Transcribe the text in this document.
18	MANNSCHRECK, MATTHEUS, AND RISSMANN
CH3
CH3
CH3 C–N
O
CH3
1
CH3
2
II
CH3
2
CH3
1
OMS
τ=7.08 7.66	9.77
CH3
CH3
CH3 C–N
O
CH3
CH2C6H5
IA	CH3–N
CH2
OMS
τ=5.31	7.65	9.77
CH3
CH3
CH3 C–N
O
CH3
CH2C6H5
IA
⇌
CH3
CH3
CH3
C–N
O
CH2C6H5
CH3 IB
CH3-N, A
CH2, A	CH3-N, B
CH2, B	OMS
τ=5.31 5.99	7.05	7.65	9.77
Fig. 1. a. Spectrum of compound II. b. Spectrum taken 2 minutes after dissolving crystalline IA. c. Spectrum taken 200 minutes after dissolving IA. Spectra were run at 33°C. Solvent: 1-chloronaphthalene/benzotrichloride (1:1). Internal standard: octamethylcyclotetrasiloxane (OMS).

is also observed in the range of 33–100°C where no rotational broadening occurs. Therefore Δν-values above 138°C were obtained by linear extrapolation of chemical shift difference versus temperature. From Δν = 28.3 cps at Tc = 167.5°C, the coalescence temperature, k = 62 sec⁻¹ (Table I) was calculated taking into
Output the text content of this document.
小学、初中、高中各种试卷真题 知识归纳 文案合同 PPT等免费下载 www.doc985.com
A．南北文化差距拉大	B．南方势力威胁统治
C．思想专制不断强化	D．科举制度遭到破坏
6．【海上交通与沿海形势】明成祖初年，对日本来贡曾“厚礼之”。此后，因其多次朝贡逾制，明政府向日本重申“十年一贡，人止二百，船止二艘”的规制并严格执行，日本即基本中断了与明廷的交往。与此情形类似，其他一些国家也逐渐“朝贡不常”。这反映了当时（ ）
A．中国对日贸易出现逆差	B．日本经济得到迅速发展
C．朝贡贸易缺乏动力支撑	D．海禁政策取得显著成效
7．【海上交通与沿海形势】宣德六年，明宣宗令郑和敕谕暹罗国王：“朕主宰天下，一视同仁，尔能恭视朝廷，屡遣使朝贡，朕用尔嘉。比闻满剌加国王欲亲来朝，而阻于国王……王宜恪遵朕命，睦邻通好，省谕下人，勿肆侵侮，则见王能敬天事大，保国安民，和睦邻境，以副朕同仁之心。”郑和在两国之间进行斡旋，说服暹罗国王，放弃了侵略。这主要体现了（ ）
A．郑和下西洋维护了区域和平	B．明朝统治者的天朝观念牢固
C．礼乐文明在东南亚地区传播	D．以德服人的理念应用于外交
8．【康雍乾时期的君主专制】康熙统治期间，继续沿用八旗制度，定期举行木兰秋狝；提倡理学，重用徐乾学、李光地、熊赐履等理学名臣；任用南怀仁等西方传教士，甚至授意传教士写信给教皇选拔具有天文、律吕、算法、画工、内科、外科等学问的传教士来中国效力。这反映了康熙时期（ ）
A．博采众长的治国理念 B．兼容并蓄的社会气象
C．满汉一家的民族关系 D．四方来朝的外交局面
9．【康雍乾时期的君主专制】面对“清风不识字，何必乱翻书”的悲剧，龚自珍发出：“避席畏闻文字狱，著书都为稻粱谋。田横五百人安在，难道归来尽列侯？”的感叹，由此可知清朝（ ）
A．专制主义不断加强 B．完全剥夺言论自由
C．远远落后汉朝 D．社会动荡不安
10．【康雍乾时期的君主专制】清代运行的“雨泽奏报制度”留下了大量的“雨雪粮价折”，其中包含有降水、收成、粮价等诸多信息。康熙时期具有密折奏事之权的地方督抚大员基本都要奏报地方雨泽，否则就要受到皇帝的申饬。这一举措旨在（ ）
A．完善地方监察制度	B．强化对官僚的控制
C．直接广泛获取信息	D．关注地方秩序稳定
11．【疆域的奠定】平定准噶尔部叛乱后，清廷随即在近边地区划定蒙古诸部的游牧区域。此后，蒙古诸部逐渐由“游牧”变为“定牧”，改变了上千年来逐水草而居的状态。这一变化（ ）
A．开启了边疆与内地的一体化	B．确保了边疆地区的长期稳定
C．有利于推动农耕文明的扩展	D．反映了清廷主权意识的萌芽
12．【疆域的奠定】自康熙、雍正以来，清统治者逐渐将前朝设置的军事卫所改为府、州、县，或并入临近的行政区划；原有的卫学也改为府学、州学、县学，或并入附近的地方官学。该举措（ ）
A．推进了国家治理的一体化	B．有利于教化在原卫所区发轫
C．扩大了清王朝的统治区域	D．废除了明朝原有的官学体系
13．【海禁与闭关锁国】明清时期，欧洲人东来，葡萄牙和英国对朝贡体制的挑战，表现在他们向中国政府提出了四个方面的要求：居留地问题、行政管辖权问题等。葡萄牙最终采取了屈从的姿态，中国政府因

◇ ◇ ◇

- **WORK INSTRUCTIONS**
Each entry above is to be quoted exactly.

- **RESULT OF THE TASK**
Transcribe the text in this document.
18	MANNSCHRECK, MATTHEUS, AND RISSMANN
CH3
CH3
CH3 C–N
O
CH3
1
CH3
2
II
CH3
2
CH3
1
OMS
τ=7.08 7.66	9.77
CH3
CH3
CH3 C–N
O
CH3
CH2C6H5
IA	CH3–N
CH2
OMS
τ=5.31	7.65	9.77
CH3
CH3
CH3 C–N
O
CH3
CH2C6H5
IA
⇌
CH3
CH3
CH3
C–N
O
CH2C6H5
CH3 IB
CH3-N, A
CH2, A	CH3-N, B
CH2, B	OMS
τ=5.31 5.99	7.05	7.65	9.77
Fig. 1. a. Spectrum of compound II. b. Spectrum taken 2 minutes after dissolving crystalline IA. c. Spectrum taken 200 minutes after dissolving IA. Spectra were run at 33°C. Solvent: 1-chloronaphthalene/benzotrichloride (1:1). Internal standard: octamethylcyclotetrasiloxane (OMS).

is also observed in the range of 33–100°C where no rotational broadening occurs. Therefore Δν-values above 138°C were obtained by linear extrapolation of chemical shift difference versus temperature. From Δν = 28.3 cps at Tc = 167.5°C, the coalescence temperature, k = 62 sec⁻¹ (Table I) was calculated taking into
Output the text content of this document.
小学、初中、高中各种试卷真题 知识归纳 文案合同 PPT等免费下载 www.doc985.com
A．南北文化差距拉大	B．南方势力威胁统治
C．思想专制不断强化	D．科举制度遭到破坏
6．【海上交通与沿海形势】明成祖初年，对日本来贡曾“厚礼之”。此后，因其多次朝贡逾制，明政府向日本重申“十年一贡，人止二百，船止二艘”的规制并严格执行，日本即基本中断了与明廷的交往。与此情形类似，其他一些国家也逐渐“朝贡不常”。这反映了当时（ ）
A．中国对日贸易出现逆差	B．日本经济得到迅速发展
C．朝贡贸易缺乏动力支撑	D．海禁政策取得显著成效
7．【海上交通与沿海形势】宣德六年，明宣宗令郑和敕谕暹罗国王：“朕主宰天下，一视同仁，尔能恭视朝廷，屡遣使朝贡，朕用尔嘉。比闻满剌加国王欲亲来朝，而阻于国王……王宜恪遵朕命，睦邻通好，省谕下人，勿肆侵侮，则见王能敬天事大，保国安民，和睦邻境，以副朕同仁之心。”郑和在两国之间进行斡旋，说服暹罗国王，放弃了侵略。这主要体现了（ ）
A．郑和下西洋维护了区域和平	B．明朝统治者的天朝观念牢固
C．礼乐文明在东南亚地区传播	D．以德服人的理念应用于外交
8．【康雍乾时期的君主专制】康熙统治期间，继续沿用八旗制度，定期举行木兰秋狝；提倡理学，重用徐乾学、李光地、熊赐履等理学名臣；任用南怀仁等西方传教士，甚至授意传教士写信给教皇选拔具有天文、律吕、算法、画工、内科、外科等学问的传教士来中国效力。这反映了康熙时期（ ）
A．博采众长的治国理念 B．兼容并蓄的社会气象
C．满汉一家的民族关系 D．四方来朝的外交局面
9．【康雍乾时期的君主专制】面对“清风不识字，何必乱翻书”的悲剧，龚自珍发出：“避席畏闻文字狱，著书都为稻粱谋。田横五百人安在，难道归来尽列侯？”的感叹，由此可知清朝（ ）
A．专制主义不断加强 B．完全剥夺言论自由
C．远远落后汉朝 D．社会动荡不安
10．【康雍乾时期的君主专制】清代运行的“雨泽奏报制度”留下了大量的“雨雪粮价折”，其中包含有降水、收成、粮价等诸多信息。康熙时期具有密折奏事之权的地方督抚大员基本都要奏报地方雨泽，否则就要受到皇帝的申饬。这一举措旨在（ ）
A．完善地方监察制度	B．强化对官僚的控制
C．直接广泛获取信息	D．关注地方秩序稳定
11．【疆域的奠定】平定准噶尔部叛乱后，清廷随即在近边地区划定蒙古诸部的游牧区域。此后，蒙古诸部逐渐由“游牧”变为“定牧”，改变了上千年来逐水草而居的状态。这一变化（ ）
A．开启了边疆与内地的一体化	B．确保了边疆地区的长期稳定
C．有利于推动农耕文明的扩展	D．反映了清廷主权意识的萌芽
12．【疆域的奠定】自康熙、雍正以来，清统治者逐渐将前朝设置的军事卫所改为府、州、县，或并入临近的行政区划；原有的卫学也改为府学、州学、县学，或并入附近的地方官学。该举措（ ）
A．推进了国家治理的一体化	B．有利于教化在原卫所区发轫
C．扩大了清王朝的统治区域	D．废除了明朝原有的官学体系
13．【海禁与闭关锁国】明清时期，欧洲人东来，葡萄牙和英国对朝贡体制的挑战，表现在他们向中国政府提出了四个方面的要求：居留地问题、行政管辖权问题等。葡萄牙最终采取了屈从的姿态，中国政府因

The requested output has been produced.